### Short problem:
Return the following lines and nothing else: the one holding "OCR this image." and all those after it in the records below, unchanged, minus any pictures.

### Extracted records:
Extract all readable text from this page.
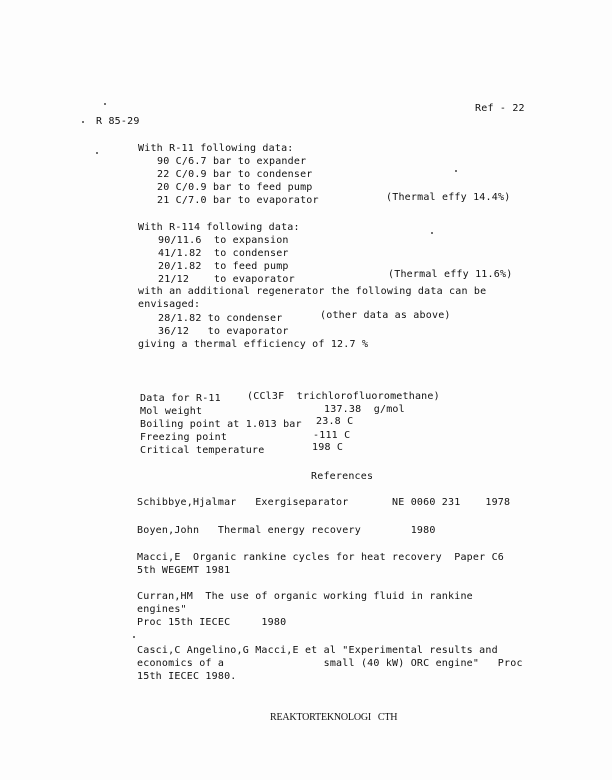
R 85-29
Ref - 22
With R-11 following data:
90 C/6.7 bar to expander
22 C/0.9 bar to condenser
20 C/0.9 bar to feed pump
21 C/7.0 bar to evaporator	(Thermal effy 14.4%)
With R-114 following data:
90/11.6  to expansion
41/1.82  to condenser
20/1.82  to feed pump
21/12    to evaporator	(Thermal effy 11.6%)
with an additional regenerator the following data can be
envisaged:
28/1.82 to condenser
36/12   to evaporator
(other data as above)
giving a thermal efficiency of 12.7 %
Data for R-11	(CCl3F  trichlorofluoromethane)
Mol weight	137.38  g/mol
Boiling point at 1.013 bar 23.8 C
Freezing point	-111 C
Critical temperature	198 C
References
Schibbye,Hjalmar   Exergiseparator       NE 0060 231    1978
Boyen,John   Thermal energy recovery        1980
Macci,E  Organic rankine cycles for heat recovery  Paper C6
5th WEGEMT 1981
Curran,HM  The use of organic working fluid in rankine
engines"
Proc 15th IECEC     1980
Casci,C Angelino,G Macci,E et al "Experimental results and
economics of a                small (40 kW) ORC engine"   Proc
15th IECEC 1980.
REAKTORTEKNOLOGI   CTH
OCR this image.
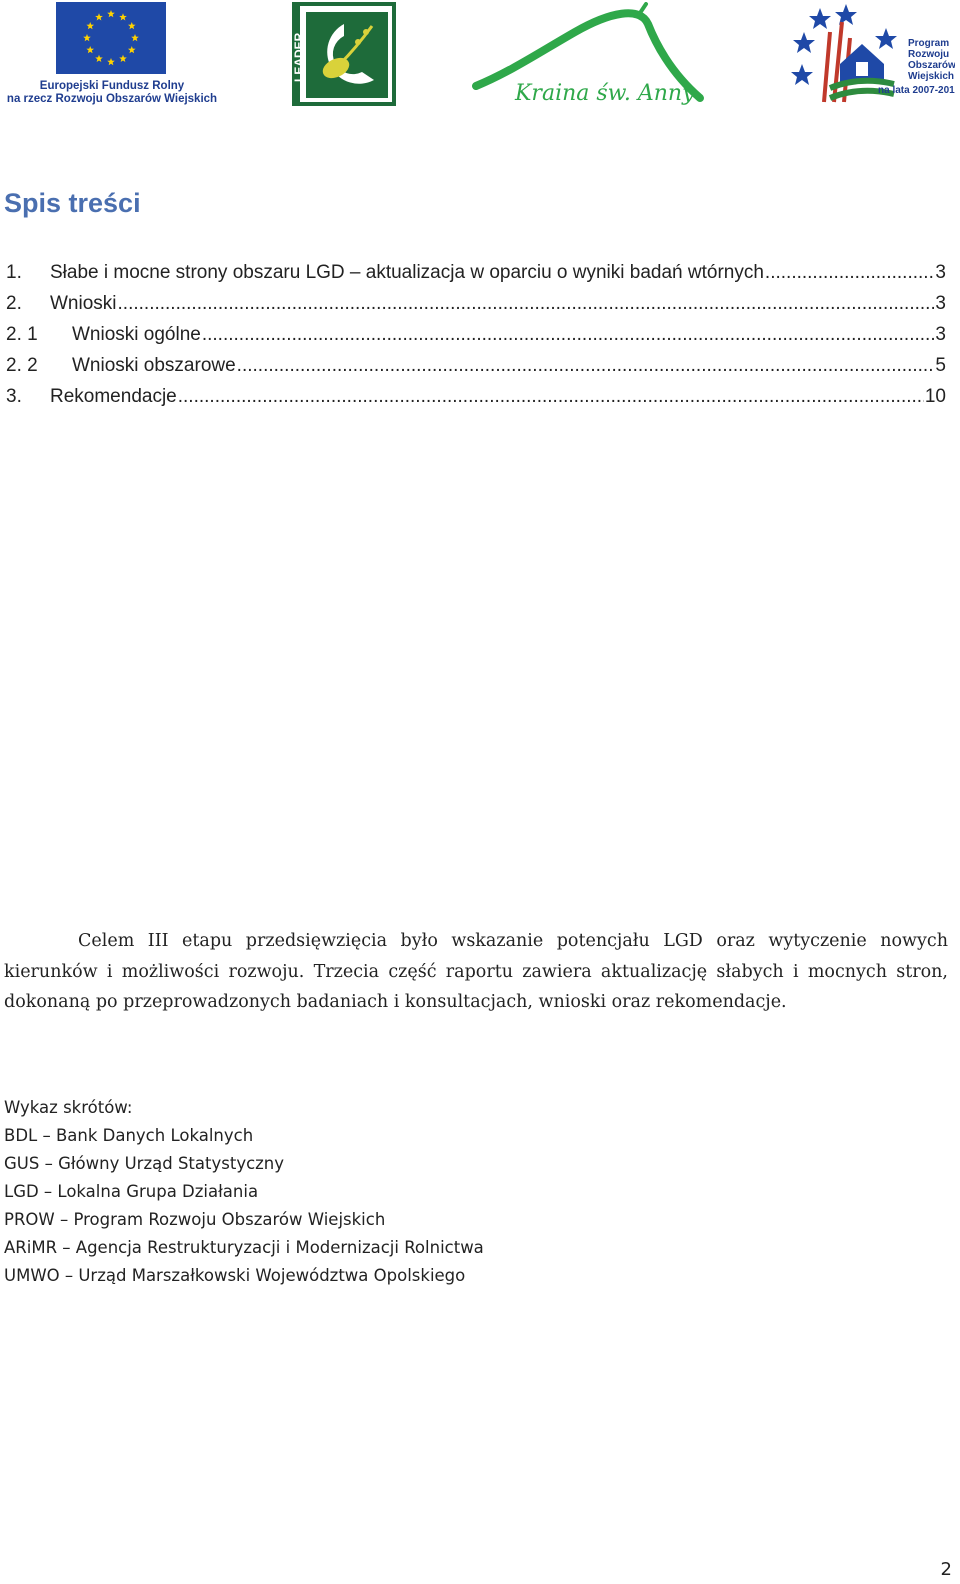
Europejski Fundusz Rolny
na rzecz Rozwoju Obszarów Wiejskich
LEADER
Kraina św. Anny
Program
Rozwoju
Obszarów
Wiejskich
na lata 2007-2013
Spis treści
1.	Słabe i mocne strony obszaru LGD – aktualizacja w oparciu o wyniki badań wtórnych .....	3
2.	Wnioski .....	3
2. 1	Wnioski ogólne .....	3
2. 2	Wnioski obszarowe .....	5
3.	Rekomendacje .....	10

Celem III etapu przedsięwzięcia było wskazanie potencjału LGD oraz wytyczenie nowych kierunków i możliwości rozwoju. Trzecia część raportu zawiera aktualizację słabych i mocnych stron, dokonaną po przeprowadzonych badaniach i konsultacjach, wnioski oraz rekomendacje.

Wykaz skrótów:
BDL – Bank Danych Lokalnych
GUS – Główny Urząd Statystyczny
LGD – Lokalna Grupa Działania
PROW – Program Rozwoju Obszarów Wiejskich
ARiMR – Agencja Restrukturyzacji i Modernizacji Rolnictwa
UMWO – Urząd Marszałkowski Województwa Opolskiego
2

### Output for this exercise:
OCR this image.
Europejski Fundusz Rolny
na rzecz Rozwoju Obszarów Wiejskich
LEADER
Kraina św. Anny
Program
Rozwoju
Obszarów
Wiejskich
na lata 2007-2013
Spis treści
1.	Słabe i mocne strony obszaru LGD – aktualizacja w oparciu o wyniki badań wtórnych .....	3
2.	Wnioski .....	3
2. 1	Wnioski ogólne .....	3
2. 2	Wnioski obszarowe .....	5
3.	Rekomendacje .....	10

Celem III etapu przedsięwzięcia było wskazanie potencjału LGD oraz wytyczenie nowych kierunków i możliwości rozwoju. Trzecia część raportu zawiera aktualizację słabych i mocnych stron, dokonaną po przeprowadzonych badaniach i konsultacjach, wnioski oraz rekomendacje.

Wykaz skrótów:
BDL – Bank Danych Lokalnych
GUS – Główny Urząd Statystyczny
LGD – Lokalna Grupa Działania
PROW – Program Rozwoju Obszarów Wiejskich
ARiMR – Agencja Restrukturyzacji i Modernizacji Rolnictwa
UMWO – Urząd Marszałkowski Województwa Opolskiego
2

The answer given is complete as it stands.